- _What is required_:
Track down every line below that holds "series" and copy it.

[Stored data]
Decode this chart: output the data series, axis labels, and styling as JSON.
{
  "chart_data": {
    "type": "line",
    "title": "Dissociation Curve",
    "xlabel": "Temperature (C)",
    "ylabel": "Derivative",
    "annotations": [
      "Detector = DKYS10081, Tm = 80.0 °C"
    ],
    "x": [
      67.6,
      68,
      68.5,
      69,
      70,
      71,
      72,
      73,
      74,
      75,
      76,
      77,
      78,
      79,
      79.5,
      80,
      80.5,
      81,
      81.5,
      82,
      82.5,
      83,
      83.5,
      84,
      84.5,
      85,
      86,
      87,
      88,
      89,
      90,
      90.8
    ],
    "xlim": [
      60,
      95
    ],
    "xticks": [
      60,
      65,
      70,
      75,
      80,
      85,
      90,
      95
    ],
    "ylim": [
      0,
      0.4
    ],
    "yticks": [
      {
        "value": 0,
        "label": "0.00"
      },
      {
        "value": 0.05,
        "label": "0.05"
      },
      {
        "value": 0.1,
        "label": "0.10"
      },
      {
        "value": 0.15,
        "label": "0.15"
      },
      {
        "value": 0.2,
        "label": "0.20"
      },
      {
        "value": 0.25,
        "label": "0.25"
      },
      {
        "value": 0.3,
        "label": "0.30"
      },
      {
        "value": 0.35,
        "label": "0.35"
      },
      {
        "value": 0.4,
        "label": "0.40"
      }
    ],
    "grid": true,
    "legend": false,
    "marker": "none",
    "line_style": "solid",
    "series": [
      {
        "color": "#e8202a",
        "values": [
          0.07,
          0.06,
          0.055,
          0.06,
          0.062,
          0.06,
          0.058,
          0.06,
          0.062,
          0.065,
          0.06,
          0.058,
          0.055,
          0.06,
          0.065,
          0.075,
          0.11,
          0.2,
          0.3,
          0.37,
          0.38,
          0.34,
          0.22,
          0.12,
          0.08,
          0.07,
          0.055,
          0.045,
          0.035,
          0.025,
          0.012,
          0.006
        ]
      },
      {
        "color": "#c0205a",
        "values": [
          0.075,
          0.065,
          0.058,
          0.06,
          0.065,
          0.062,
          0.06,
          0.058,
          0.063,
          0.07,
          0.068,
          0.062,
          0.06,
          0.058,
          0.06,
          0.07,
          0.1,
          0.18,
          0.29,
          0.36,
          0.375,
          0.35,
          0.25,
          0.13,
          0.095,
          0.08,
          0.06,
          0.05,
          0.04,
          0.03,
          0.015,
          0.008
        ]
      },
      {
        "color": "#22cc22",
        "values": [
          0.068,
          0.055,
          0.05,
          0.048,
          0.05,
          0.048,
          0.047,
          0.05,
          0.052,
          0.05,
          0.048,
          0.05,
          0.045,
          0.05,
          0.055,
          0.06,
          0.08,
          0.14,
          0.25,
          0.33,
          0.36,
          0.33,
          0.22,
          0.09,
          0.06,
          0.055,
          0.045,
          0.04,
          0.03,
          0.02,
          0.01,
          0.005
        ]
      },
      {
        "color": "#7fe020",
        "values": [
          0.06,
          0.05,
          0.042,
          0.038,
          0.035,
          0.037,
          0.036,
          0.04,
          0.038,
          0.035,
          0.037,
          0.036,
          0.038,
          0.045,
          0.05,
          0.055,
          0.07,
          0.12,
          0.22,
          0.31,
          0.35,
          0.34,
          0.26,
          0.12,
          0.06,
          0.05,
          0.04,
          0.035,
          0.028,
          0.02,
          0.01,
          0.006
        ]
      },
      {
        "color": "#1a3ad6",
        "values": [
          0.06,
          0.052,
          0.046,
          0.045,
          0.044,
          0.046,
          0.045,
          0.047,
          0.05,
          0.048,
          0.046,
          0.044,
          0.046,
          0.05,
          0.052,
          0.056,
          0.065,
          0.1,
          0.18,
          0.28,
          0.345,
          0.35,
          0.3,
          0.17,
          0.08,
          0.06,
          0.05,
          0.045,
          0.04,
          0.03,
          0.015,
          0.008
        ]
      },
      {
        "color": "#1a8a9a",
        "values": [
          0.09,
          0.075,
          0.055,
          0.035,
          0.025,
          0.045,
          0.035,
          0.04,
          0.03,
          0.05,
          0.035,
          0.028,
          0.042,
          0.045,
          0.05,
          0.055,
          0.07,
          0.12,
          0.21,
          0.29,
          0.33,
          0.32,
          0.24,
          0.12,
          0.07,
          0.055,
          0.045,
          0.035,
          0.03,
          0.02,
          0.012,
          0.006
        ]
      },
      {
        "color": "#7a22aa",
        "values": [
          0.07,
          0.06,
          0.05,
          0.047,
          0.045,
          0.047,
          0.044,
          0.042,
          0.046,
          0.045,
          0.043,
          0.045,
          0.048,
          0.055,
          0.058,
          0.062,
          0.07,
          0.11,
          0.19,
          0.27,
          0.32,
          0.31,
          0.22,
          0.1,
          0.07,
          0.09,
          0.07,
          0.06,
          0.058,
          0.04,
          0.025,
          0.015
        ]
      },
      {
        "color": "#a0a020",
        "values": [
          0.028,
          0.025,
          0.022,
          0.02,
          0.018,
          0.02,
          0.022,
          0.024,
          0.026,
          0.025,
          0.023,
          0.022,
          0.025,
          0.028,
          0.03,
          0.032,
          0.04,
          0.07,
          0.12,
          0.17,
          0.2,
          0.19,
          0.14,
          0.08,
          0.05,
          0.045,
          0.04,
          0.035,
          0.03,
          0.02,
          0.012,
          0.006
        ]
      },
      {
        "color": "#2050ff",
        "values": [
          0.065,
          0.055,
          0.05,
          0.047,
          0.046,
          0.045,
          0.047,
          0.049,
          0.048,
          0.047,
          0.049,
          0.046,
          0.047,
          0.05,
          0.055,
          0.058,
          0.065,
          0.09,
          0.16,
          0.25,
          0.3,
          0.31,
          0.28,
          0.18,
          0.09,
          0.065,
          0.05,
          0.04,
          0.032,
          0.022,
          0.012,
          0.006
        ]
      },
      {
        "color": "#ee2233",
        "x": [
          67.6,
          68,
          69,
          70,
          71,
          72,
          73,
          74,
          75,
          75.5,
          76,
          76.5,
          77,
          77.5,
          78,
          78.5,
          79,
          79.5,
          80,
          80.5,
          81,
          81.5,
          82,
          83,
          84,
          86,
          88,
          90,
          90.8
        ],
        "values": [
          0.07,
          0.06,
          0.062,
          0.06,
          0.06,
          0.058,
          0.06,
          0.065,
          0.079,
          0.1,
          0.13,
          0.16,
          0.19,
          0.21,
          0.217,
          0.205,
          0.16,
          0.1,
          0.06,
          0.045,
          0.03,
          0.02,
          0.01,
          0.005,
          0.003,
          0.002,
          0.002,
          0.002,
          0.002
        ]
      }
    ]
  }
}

- _Reply_:
Decode this chart: output the data series, axis labels, and styling as JSON.
    "series": [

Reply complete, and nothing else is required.